Your objective:
A line counts if it contains the string "February"; say how many such lines there are, giving only the number.

Some records:
=====

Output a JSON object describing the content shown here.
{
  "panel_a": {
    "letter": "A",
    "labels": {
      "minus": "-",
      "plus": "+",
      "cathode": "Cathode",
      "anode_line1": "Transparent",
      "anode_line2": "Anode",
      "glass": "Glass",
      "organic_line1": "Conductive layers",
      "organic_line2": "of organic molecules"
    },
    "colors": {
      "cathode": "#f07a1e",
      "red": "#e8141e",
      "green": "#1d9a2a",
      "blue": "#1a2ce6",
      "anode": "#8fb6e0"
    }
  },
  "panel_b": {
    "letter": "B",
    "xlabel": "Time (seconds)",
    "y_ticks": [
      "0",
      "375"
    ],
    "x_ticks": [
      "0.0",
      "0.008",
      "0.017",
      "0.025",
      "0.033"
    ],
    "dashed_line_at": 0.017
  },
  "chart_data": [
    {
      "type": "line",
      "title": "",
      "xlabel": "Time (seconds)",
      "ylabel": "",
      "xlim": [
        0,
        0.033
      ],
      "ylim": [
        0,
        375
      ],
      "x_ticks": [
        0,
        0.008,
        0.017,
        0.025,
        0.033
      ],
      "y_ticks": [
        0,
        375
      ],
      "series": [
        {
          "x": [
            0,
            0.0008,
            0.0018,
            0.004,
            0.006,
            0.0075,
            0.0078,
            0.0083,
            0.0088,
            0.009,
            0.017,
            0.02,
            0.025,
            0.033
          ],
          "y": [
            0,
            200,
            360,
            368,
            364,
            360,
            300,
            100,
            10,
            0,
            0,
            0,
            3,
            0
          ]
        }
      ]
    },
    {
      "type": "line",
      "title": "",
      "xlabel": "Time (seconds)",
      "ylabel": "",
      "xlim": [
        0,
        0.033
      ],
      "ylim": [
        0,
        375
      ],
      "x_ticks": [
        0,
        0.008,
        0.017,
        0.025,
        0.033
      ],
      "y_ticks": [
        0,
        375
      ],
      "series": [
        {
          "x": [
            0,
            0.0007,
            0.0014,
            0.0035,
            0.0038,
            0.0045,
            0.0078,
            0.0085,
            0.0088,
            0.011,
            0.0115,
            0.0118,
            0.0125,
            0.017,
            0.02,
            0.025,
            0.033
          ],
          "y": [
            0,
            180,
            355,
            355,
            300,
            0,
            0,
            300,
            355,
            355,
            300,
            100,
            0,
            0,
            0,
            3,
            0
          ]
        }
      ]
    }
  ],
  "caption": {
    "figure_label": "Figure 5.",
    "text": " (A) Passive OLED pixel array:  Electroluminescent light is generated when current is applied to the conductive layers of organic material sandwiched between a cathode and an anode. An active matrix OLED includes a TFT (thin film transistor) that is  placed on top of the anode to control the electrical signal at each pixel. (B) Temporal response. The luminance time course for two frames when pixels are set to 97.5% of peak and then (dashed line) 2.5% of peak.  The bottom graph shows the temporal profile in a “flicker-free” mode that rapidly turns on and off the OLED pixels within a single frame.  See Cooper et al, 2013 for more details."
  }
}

=====

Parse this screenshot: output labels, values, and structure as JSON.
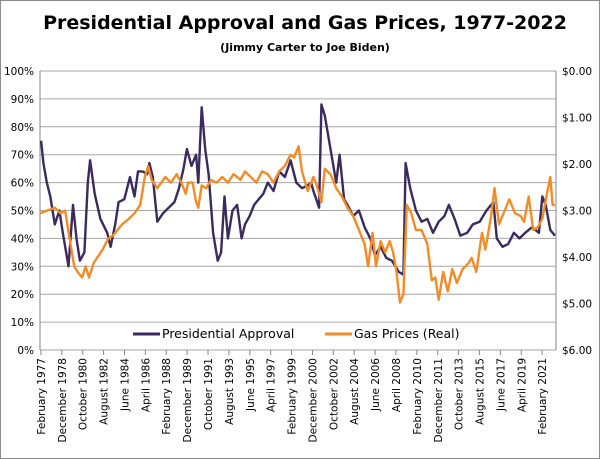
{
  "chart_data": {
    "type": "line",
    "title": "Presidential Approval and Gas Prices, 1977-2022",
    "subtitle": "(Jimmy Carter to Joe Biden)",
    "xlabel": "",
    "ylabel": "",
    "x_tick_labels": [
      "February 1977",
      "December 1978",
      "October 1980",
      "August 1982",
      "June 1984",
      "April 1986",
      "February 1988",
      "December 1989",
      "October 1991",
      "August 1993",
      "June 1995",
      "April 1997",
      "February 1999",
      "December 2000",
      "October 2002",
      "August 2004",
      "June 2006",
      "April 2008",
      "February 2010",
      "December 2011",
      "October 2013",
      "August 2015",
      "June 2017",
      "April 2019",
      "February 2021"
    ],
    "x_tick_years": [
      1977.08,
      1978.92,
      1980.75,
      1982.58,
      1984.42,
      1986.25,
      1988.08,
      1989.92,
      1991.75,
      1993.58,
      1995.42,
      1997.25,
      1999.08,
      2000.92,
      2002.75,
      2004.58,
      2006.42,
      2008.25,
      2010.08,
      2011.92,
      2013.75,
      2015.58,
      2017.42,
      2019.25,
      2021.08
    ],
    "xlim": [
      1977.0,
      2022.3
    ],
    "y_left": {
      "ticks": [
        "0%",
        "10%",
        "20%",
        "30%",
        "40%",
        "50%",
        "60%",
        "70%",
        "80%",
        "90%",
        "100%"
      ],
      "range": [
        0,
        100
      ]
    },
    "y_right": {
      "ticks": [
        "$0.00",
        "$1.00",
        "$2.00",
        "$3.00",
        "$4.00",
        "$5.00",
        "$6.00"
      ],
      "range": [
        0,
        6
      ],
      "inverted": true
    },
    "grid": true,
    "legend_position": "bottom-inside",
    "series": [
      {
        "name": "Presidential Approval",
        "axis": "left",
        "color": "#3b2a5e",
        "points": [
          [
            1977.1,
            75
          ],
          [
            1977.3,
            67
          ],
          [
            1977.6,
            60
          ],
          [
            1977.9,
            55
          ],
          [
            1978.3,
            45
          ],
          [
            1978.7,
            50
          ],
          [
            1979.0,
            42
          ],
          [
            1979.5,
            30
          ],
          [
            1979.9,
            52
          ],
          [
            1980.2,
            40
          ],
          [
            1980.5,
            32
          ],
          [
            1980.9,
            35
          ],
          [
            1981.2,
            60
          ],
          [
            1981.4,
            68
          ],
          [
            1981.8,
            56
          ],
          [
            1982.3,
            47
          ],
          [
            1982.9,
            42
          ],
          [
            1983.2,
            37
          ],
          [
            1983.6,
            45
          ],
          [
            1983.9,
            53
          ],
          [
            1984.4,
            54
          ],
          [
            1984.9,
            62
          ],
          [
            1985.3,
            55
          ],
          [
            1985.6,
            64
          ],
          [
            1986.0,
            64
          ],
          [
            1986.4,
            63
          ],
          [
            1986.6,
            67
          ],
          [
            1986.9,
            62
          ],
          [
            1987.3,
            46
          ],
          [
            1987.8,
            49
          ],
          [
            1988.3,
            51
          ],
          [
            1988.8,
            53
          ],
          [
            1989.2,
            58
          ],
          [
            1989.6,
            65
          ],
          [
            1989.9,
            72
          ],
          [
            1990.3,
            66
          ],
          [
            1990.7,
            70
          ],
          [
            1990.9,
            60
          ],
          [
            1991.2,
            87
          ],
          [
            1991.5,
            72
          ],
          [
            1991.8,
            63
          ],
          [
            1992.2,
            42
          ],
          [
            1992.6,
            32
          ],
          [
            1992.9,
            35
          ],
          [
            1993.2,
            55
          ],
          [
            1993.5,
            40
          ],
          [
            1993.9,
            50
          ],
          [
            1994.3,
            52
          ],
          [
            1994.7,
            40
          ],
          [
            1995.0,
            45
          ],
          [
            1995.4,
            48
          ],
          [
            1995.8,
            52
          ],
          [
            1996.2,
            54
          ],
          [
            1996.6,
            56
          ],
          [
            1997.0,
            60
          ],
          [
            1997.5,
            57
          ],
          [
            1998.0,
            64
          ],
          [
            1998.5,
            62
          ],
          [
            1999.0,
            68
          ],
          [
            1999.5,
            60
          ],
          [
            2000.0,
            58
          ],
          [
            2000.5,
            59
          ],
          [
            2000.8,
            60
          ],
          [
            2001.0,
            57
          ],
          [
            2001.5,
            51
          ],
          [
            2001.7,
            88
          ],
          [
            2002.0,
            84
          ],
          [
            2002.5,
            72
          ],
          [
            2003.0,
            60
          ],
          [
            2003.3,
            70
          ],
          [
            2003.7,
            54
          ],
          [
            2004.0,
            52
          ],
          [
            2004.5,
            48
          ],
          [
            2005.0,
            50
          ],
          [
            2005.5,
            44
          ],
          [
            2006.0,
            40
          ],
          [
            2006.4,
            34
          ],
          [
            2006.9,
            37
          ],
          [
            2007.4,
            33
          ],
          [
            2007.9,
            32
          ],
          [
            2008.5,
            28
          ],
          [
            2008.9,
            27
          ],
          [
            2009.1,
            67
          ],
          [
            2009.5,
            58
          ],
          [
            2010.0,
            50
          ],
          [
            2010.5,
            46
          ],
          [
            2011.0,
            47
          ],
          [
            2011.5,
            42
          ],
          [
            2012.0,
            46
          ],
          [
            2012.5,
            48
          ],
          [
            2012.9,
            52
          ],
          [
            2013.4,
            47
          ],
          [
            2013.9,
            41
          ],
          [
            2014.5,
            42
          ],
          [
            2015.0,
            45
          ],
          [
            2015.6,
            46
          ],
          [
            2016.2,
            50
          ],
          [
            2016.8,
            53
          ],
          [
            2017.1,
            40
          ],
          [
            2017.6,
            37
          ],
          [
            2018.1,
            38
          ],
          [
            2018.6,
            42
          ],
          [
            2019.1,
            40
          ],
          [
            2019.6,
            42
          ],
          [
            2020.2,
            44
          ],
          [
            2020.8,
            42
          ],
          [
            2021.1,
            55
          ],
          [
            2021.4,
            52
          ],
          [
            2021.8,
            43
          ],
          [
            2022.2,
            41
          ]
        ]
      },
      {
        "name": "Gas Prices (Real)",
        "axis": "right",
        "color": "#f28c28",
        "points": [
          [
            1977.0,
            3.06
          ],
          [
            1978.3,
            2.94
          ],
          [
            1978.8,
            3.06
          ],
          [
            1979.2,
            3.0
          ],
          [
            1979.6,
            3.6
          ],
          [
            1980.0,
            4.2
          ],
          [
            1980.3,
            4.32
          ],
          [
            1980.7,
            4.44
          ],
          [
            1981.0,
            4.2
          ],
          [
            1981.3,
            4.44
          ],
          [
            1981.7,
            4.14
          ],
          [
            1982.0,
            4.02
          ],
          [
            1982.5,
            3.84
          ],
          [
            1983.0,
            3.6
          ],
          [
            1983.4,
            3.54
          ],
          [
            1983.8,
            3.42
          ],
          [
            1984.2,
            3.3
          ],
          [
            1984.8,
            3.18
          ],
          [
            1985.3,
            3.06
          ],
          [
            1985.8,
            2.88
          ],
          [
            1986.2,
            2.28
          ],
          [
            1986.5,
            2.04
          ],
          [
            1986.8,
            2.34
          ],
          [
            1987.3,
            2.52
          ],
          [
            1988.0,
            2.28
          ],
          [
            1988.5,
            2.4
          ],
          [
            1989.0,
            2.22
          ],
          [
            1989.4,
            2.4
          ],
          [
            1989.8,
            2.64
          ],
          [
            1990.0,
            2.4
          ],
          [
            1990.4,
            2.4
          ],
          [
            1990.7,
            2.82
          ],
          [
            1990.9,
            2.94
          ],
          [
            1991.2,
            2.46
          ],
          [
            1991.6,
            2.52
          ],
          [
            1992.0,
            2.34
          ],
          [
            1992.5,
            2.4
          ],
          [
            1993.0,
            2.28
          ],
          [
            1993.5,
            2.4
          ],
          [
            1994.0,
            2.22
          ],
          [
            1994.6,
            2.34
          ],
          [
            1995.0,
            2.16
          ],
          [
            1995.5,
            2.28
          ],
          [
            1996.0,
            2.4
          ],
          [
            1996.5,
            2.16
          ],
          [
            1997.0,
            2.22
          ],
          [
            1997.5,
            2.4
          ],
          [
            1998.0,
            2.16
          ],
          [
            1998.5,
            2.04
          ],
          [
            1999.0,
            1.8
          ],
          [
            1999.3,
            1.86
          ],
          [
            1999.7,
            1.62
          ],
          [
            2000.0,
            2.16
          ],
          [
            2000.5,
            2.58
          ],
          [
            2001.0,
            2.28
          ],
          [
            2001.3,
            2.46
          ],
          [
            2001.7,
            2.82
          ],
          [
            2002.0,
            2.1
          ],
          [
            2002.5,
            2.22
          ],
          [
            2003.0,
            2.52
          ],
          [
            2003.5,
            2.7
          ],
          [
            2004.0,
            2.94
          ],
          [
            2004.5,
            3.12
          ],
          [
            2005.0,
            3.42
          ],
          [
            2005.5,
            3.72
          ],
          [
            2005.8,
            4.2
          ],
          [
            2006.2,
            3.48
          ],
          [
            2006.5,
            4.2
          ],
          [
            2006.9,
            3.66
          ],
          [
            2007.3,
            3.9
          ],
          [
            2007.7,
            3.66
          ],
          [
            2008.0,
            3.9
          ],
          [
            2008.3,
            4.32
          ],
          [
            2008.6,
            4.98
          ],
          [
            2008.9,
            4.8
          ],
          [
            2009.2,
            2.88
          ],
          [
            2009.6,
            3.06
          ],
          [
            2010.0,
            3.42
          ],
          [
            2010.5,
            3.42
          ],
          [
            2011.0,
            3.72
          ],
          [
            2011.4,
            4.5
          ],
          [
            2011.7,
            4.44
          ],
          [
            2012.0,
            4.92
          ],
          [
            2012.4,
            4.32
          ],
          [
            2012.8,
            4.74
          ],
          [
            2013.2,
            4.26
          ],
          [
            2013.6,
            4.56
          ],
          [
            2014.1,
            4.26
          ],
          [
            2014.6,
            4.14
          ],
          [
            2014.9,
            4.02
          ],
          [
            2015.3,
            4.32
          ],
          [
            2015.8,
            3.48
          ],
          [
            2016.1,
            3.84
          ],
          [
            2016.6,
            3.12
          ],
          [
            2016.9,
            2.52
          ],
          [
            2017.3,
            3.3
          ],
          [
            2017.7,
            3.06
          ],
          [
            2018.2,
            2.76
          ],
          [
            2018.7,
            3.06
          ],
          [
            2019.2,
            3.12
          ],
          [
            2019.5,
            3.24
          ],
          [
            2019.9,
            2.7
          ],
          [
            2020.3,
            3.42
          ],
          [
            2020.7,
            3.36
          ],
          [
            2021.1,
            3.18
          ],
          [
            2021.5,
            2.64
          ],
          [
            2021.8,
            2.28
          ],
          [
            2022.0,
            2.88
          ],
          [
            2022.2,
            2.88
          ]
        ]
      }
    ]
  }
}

=====

Final result:
5